Soweit wird es auf Kreuzfahrtschiffen und in Flugzeugen in den nächsten Jahrzehnten nach Meinung der meisten Experten nicht kommen. Dabei wäre es technisch bereits heute per Satellitentechnik durchaus möglich, auf einen Piloten zu verzichten. Aber vor allem die Passagiere werden noch lange fordern, dass vorne im Cockpit für den Notfall gut trainierte Piloten sitzen.

Es wird eng am Himmel

Denn überall auf der Welt wird es immer enger am Himmel. In der Türkei und ganz Asien werden neue Mega-Flughäfen gebaut, immer mehr Menschen nutzen das Flugzeug als alltägliches Fortbewegungsmittel. So rechnen die Luftfahrtexperten vom DLR damit, dass allein in Deutschland das Passagieraufkommen bis 2030 um mehr 70 Millionen Fluggäste zunehmen wird. Angesichts der weiter zunehmenden Miniaturisierung bei und durch Elektronik dürfte die Fracht um das Dreifache auf 7,3 Millionen Tonnen zulegen.

Da verwundert es, dass die Starts nach den Prognosen nur um 20 Prozent steigen sollen. Aber die Fluggesellschaften werden weltweit aufgrund lernfähiger Buchungssoftware immer besser darin, bis zum Start ihre Flugzeuge fast bis auf den letzten Platz zu füllen. So hat allein die Lufthansa laut Konzernchef Carsten Spohr im vergangenen Jahr 25 Flugzeuge weniger betrieben, als ursprünglich geplant – und wird in diesem Jahr das beste Ergebnis der Geschichte erzielen.

### Deine Aufgabe:
Beantworte zum Text über den Luftverkehr diese Fragen:
1. Wer wird laut dem Text noch lange fordern, dass Piloten im Cockpit sitzen?
2. Auf wie viele Tonnen dürfte die Fracht zulegen?
3. Um wie viel Prozent sollen die Starts nach den Prognosen steigen?
Die Datensätze werden hier nicht gebraucht.

Teil einer Datendatei

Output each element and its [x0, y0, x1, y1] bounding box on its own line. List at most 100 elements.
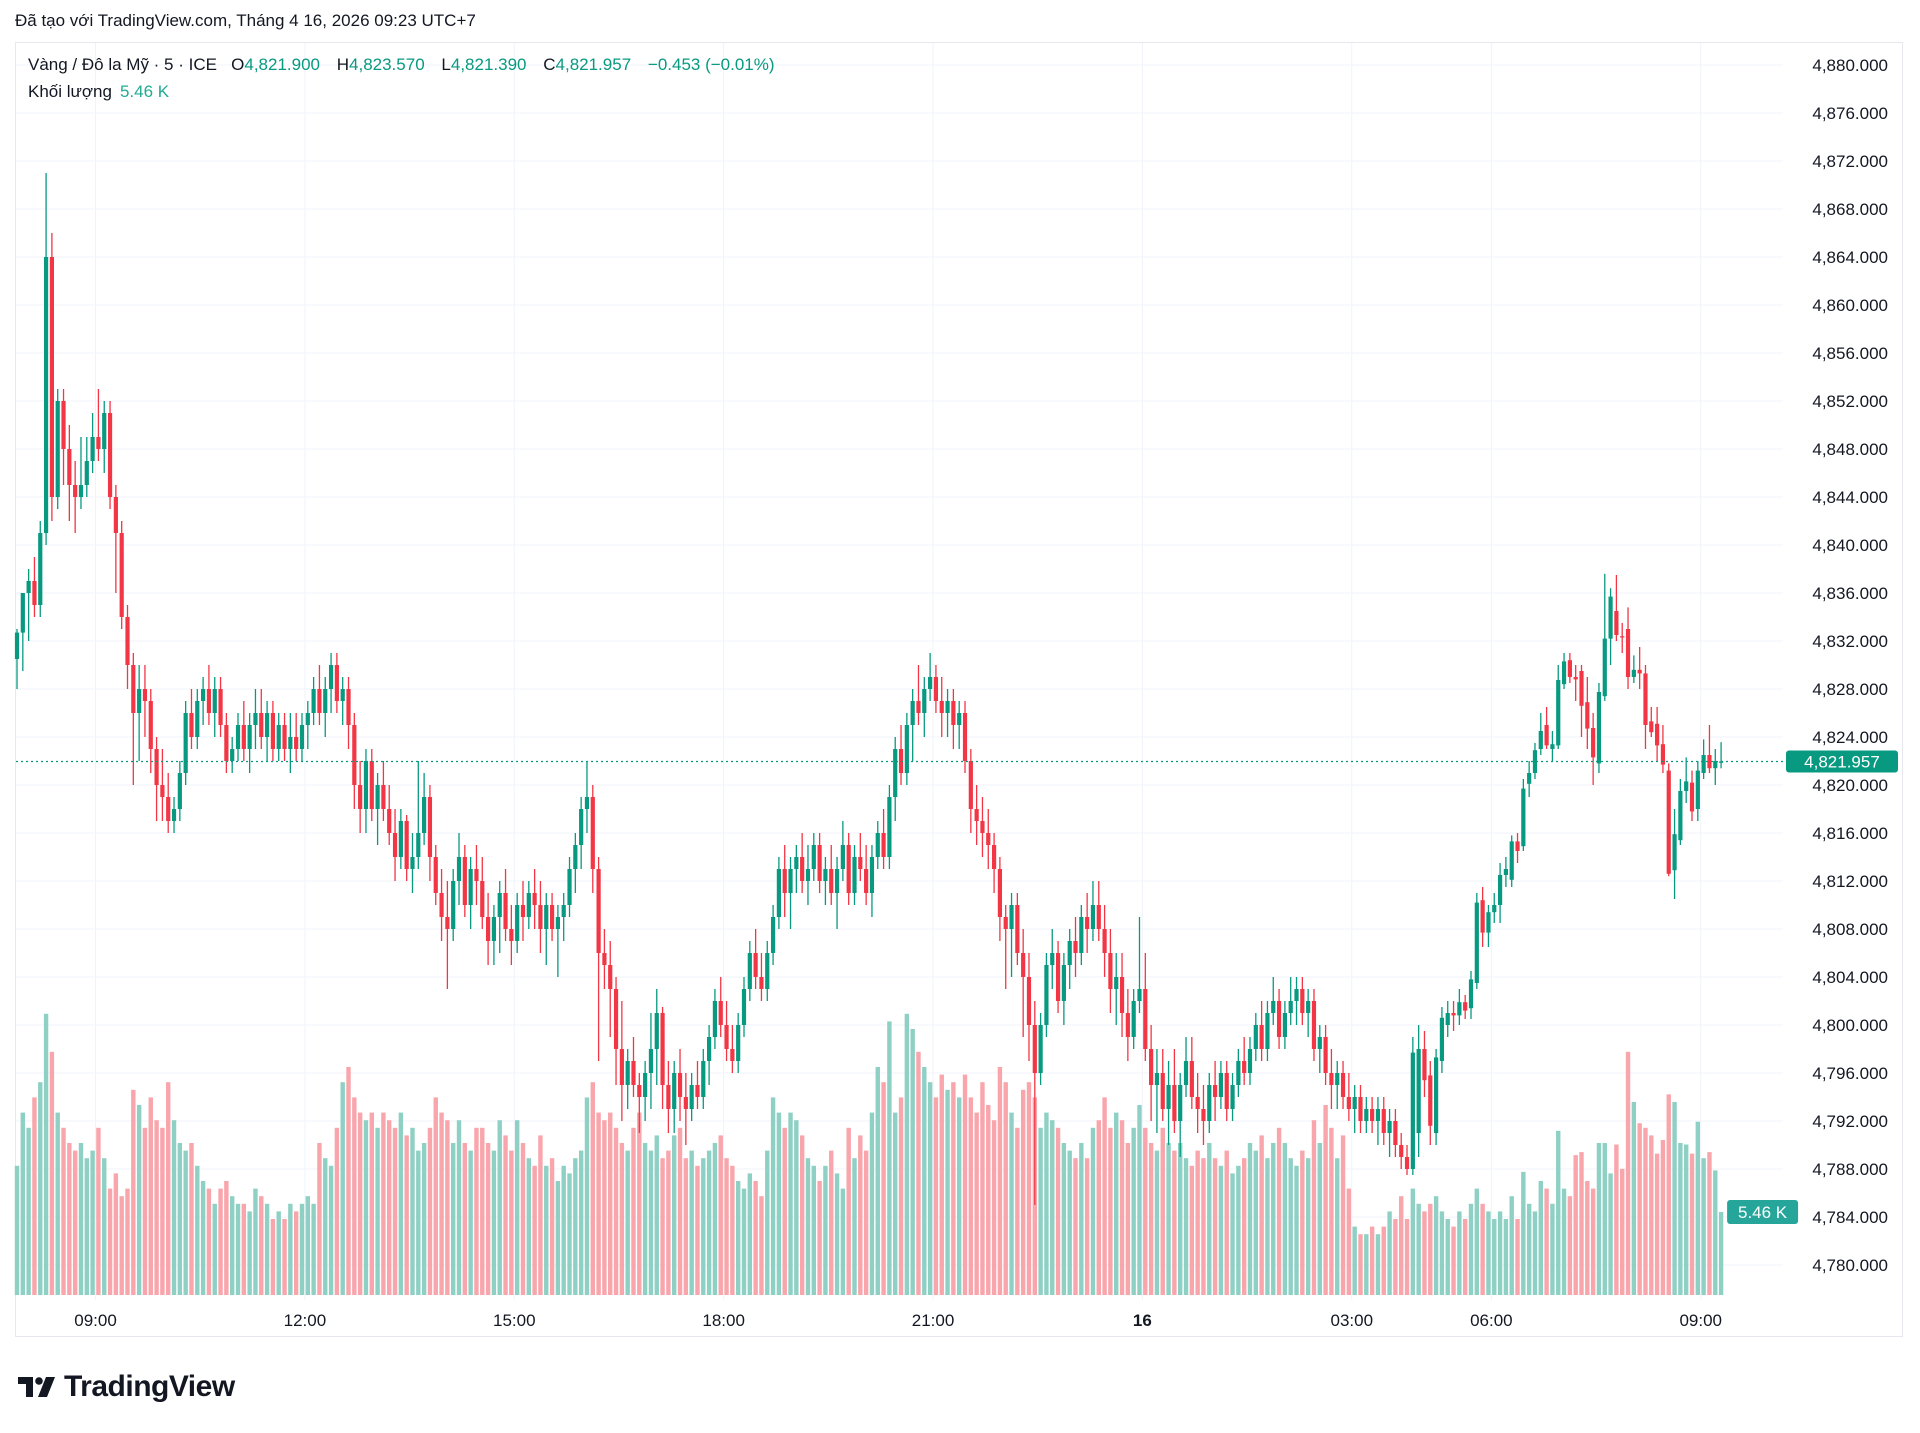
candle[interactable]	[1230, 1073, 1235, 1121]
candle[interactable]	[1009, 893, 1014, 977]
candle[interactable]	[869, 845, 875, 917]
candle[interactable]	[1567, 653, 1572, 683]
candle[interactable]	[1666, 763, 1671, 877]
candle[interactable]	[1689, 770, 1695, 821]
candle[interactable]	[1381, 1097, 1386, 1145]
candle[interactable]	[1038, 1013, 1043, 1085]
candle[interactable]	[26, 569, 31, 641]
candle[interactable]	[584, 761, 590, 833]
candle[interactable]	[997, 857, 1003, 941]
candle[interactable]	[1486, 905, 1491, 947]
candle[interactable]	[1137, 917, 1142, 1013]
candle[interactable]	[1596, 683, 1602, 773]
candle[interactable]	[672, 1061, 677, 1133]
candle[interactable]	[916, 665, 921, 725]
candle[interactable]	[485, 893, 491, 965]
candle[interactable]	[962, 701, 968, 773]
candle[interactable]	[776, 857, 781, 929]
candle[interactable]	[1119, 953, 1125, 1037]
candle[interactable]	[1166, 1061, 1171, 1145]
candle[interactable]	[1160, 1049, 1165, 1121]
candle[interactable]	[49, 233, 54, 521]
candle[interactable]	[1183, 1037, 1189, 1097]
candle[interactable]	[334, 653, 339, 713]
candle[interactable]	[247, 713, 252, 773]
candle[interactable]	[1544, 707, 1549, 749]
candle[interactable]	[1422, 1031, 1427, 1097]
candle[interactable]	[782, 845, 787, 917]
candle[interactable]	[893, 737, 898, 821]
candle[interactable]	[631, 1037, 636, 1097]
candle[interactable]	[712, 989, 718, 1049]
candle[interactable]	[1713, 749, 1718, 785]
candle[interactable]	[549, 893, 555, 941]
candle[interactable]	[224, 713, 229, 773]
candle[interactable]	[1253, 1013, 1258, 1061]
candle[interactable]	[829, 845, 834, 905]
candle[interactable]	[422, 773, 427, 845]
candle[interactable]	[1154, 1049, 1160, 1133]
candle[interactable]	[1288, 977, 1293, 1025]
candle[interactable]	[590, 785, 595, 893]
candle[interactable]	[1026, 953, 1032, 1061]
candle[interactable]	[142, 665, 148, 737]
candle[interactable]	[1579, 665, 1584, 737]
candle[interactable]	[864, 845, 869, 905]
candle[interactable]	[526, 881, 531, 929]
candle[interactable]	[125, 605, 130, 689]
candle[interactable]	[1561, 653, 1567, 689]
candle[interactable]	[317, 665, 322, 725]
candle[interactable]	[840, 821, 845, 881]
candle[interactable]	[1538, 713, 1543, 755]
candle[interactable]	[939, 677, 944, 737]
candle[interactable]	[1224, 1061, 1229, 1121]
candle[interactable]	[794, 845, 799, 893]
candle[interactable]	[660, 1007, 665, 1109]
candle[interactable]	[1294, 977, 1299, 1025]
candle[interactable]	[573, 833, 578, 893]
candle[interactable]	[84, 437, 89, 497]
candle[interactable]	[817, 833, 822, 893]
candle[interactable]	[1061, 953, 1066, 1025]
candle[interactable]	[369, 749, 374, 821]
candle[interactable]	[957, 701, 962, 749]
candle[interactable]	[677, 1049, 683, 1121]
candle[interactable]	[736, 1013, 741, 1073]
candle[interactable]	[887, 785, 892, 869]
candle[interactable]	[1608, 588, 1613, 665]
candle[interactable]	[1463, 995, 1468, 1019]
candle[interactable]	[1439, 1007, 1445, 1073]
candle[interactable]	[20, 593, 25, 671]
candle[interactable]	[1044, 953, 1049, 1037]
candle[interactable]	[462, 845, 467, 917]
candle[interactable]	[305, 701, 310, 749]
candle[interactable]	[695, 1061, 700, 1109]
candle[interactable]	[1003, 905, 1008, 989]
candle[interactable]	[561, 893, 566, 941]
candle[interactable]	[834, 857, 840, 929]
candle[interactable]	[1457, 989, 1462, 1025]
candle[interactable]	[456, 833, 462, 905]
candle[interactable]	[968, 749, 973, 833]
candle[interactable]	[107, 401, 113, 509]
candle[interactable]	[986, 809, 991, 869]
candle[interactable]	[509, 905, 514, 965]
candle[interactable]	[1660, 725, 1666, 773]
candle[interactable]	[1655, 707, 1660, 761]
candle[interactable]	[1335, 1061, 1340, 1109]
candle[interactable]	[195, 689, 200, 749]
candle[interactable]	[474, 845, 479, 905]
candle[interactable]	[1236, 1049, 1241, 1097]
candle[interactable]	[1509, 835, 1514, 887]
candle[interactable]	[910, 689, 915, 761]
candle[interactable]	[154, 737, 159, 821]
candle[interactable]	[381, 761, 386, 821]
candle[interactable]	[1085, 893, 1090, 953]
candle[interactable]	[1340, 1061, 1346, 1109]
candle[interactable]	[707, 1025, 712, 1085]
candle[interactable]	[497, 881, 502, 953]
candle[interactable]	[858, 833, 863, 881]
candle[interactable]	[1096, 881, 1101, 941]
candle[interactable]	[1265, 1001, 1270, 1061]
candle[interactable]	[759, 953, 764, 1001]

### Antwort:
1. Vor allem die Passagiere.
2. Auf 7,3 Millionen Tonnen.
3. Um 20 Prozent.